:: Written request ::
Output all of the records exactly as written.
## START Supplied material
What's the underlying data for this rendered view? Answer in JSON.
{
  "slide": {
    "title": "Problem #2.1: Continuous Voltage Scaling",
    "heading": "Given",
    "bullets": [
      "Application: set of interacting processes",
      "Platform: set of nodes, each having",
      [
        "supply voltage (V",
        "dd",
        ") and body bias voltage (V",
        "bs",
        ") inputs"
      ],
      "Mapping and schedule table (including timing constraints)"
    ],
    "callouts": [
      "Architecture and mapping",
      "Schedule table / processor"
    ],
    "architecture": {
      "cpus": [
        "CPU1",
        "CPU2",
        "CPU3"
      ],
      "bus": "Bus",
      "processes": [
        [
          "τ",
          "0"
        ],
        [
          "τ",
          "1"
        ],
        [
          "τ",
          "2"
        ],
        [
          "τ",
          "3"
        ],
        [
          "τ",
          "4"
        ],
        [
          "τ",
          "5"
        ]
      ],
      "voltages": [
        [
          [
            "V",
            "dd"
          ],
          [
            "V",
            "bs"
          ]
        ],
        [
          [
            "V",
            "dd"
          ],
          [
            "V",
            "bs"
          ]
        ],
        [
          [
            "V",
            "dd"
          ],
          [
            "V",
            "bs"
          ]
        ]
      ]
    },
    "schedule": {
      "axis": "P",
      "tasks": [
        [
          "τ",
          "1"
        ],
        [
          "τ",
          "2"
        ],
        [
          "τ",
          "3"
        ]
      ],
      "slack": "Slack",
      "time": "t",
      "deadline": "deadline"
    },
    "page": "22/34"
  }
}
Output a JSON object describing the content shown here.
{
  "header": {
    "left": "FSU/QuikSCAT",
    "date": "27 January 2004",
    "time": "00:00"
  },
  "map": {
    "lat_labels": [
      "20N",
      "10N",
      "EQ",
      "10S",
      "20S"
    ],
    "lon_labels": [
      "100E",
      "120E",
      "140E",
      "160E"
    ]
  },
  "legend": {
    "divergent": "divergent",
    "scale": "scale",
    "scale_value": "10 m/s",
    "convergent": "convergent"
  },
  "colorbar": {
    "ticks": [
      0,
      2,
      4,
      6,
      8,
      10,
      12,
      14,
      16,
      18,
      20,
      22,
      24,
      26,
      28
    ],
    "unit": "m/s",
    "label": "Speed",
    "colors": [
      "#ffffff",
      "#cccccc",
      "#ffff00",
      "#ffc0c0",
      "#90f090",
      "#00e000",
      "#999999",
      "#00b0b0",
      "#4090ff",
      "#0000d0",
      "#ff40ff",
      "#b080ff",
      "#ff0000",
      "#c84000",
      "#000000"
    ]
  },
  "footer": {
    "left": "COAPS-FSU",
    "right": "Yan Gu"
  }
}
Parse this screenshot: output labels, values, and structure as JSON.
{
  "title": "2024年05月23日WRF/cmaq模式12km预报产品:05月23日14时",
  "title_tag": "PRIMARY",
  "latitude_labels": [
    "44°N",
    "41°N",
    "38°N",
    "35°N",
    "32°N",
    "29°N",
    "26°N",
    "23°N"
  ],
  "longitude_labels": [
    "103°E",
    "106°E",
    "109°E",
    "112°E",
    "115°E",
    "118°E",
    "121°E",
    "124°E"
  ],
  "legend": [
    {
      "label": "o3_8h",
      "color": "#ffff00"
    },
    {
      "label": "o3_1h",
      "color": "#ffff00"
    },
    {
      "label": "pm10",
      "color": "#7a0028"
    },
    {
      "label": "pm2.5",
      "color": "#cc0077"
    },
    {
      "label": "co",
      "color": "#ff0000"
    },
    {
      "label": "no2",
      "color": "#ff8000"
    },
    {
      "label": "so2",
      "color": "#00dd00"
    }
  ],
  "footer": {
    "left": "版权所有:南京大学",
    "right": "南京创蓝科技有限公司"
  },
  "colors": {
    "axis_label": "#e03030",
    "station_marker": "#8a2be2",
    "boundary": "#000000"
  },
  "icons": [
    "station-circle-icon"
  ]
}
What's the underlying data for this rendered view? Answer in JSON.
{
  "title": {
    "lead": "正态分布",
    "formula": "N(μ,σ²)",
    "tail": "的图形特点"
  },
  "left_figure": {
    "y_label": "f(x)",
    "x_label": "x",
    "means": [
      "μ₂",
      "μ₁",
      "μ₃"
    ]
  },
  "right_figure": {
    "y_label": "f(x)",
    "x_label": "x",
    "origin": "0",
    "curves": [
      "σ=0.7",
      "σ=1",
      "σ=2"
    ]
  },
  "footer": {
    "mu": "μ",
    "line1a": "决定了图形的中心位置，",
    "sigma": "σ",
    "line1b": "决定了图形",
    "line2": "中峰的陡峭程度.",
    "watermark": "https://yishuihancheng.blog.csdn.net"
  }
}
## END Supplied material
:: Exercise result ::
What's the underlying data for this rendered view? Answer in JSON.
{
  "slide": {
    "title": "Problem #2.1: Continuous Voltage Scaling",
    "heading": "Given",
    "bullets": [
      "Application: set of interacting processes",
      "Platform: set of nodes, each having",
      [
        "supply voltage (V",
        "dd",
        ") and body bias voltage (V",
        "bs",
        ") inputs"
      ],
      "Mapping and schedule table (including timing constraints)"
    ],
    "callouts": [
      "Architecture and mapping",
      "Schedule table / processor"
    ],
    "architecture": {
      "cpus": [
        "CPU1",
        "CPU2",
        "CPU3"
      ],
      "bus": "Bus",
      "processes": [
        [
          "τ",
          "0"
        ],
        [
          "τ",
          "1"
        ],
        [
          "τ",
          "2"
        ],
        [
          "τ",
          "3"
        ],
        [
          "τ",
          "4"
        ],
        [
          "τ",
          "5"
        ]
      ],
      "voltages": [
        [
          [
            "V",
            "dd"
          ],
          [
            "V",
            "bs"
          ]
        ],
        [
          [
            "V",
            "dd"
          ],
          [
            "V",
            "bs"
          ]
        ],
        [
          [
            "V",
            "dd"
          ],
          [
            "V",
            "bs"
          ]
        ]
      ]
    },
    "schedule": {
      "axis": "P",
      "tasks": [
        [
          "τ",
          "1"
        ],
        [
          "τ",
          "2"
        ],
        [
          "τ",
          "3"
        ]
      ],
      "slack": "Slack",
      "time": "t",
      "deadline": "deadline"
    },
    "page": "22/34"
  }
}
Output a JSON object describing the content shown here.
{
  "header": {
    "left": "FSU/QuikSCAT",
    "date": "27 January 2004",
    "time": "00:00"
  },
  "map": {
    "lat_labels": [
      "20N",
      "10N",
      "EQ",
      "10S",
      "20S"
    ],
    "lon_labels": [
      "100E",
      "120E",
      "140E",
      "160E"
    ]
  },
  "legend": {
    "divergent": "divergent",
    "scale": "scale",
    "scale_value": "10 m/s",
    "convergent": "convergent"
  },
  "colorbar": {
    "ticks": [
      0,
      2,
      4,
      6,
      8,
      10,
      12,
      14,
      16,
      18,
      20,
      22,
      24,
      26,
      28
    ],
    "unit": "m/s",
    "label": "Speed",
    "colors": [
      "#ffffff",
      "#cccccc",
      "#ffff00",
      "#ffc0c0",
      "#90f090",
      "#00e000",
      "#999999",
      "#00b0b0",
      "#4090ff",
      "#0000d0",
      "#ff40ff",
      "#b080ff",
      "#ff0000",
      "#c84000",
      "#000000"
    ]
  },
  "footer": {
    "left": "COAPS-FSU",
    "right": "Yan Gu"
  }
}
Parse this screenshot: output labels, values, and structure as JSON.
{
  "title": "2024年05月23日WRF/cmaq模式12km预报产品:05月23日14时",
  "title_tag": "PRIMARY",
  "latitude_labels": [
    "44°N",
    "41°N",
    "38°N",
    "35°N",
    "32°N",
    "29°N",
    "26°N",
    "23°N"
  ],
  "longitude_labels": [
    "103°E",
    "106°E",
    "109°E",
    "112°E",
    "115°E",
    "118°E",
    "121°E",
    "124°E"
  ],
  "legend": [
    {
      "label": "o3_8h",
      "color": "#ffff00"
    },
    {
      "label": "o3_1h",
      "color": "#ffff00"
    },
    {
      "label": "pm10",
      "color": "#7a0028"
    },
    {
      "label": "pm2.5",
      "color": "#cc0077"
    },
    {
      "label": "co",
      "color": "#ff0000"
    },
    {
      "label": "no2",
      "color": "#ff8000"
    },
    {
      "label": "so2",
      "color": "#00dd00"
    }
  ],
  "footer": {
    "left": "版权所有:南京大学",
    "right": "南京创蓝科技有限公司"
  },
  "colors": {
    "axis_label": "#e03030",
    "station_marker": "#8a2be2",
    "boundary": "#000000"
  },
  "icons": [
    "station-circle-icon"
  ]
}
What's the underlying data for this rendered view? Answer in JSON.
{
  "title": {
    "lead": "正态分布",
    "formula": "N(μ,σ²)",
    "tail": "的图形特点"
  },
  "left_figure": {
    "y_label": "f(x)",
    "x_label": "x",
    "means": [
      "μ₂",
      "μ₁",
      "μ₃"
    ]
  },
  "right_figure": {
    "y_label": "f(x)",
    "x_label": "x",
    "origin": "0",
    "curves": [
      "σ=0.7",
      "σ=1",
      "σ=2"
    ]
  },
  "footer": {
    "mu": "μ",
    "line1a": "决定了图形的中心位置，",
    "sigma": "σ",
    "line1b": "决定了图形",
    "line2": "中峰的陡峭程度.",
    "watermark": "https://yishuihancheng.blog.csdn.net"
  }
}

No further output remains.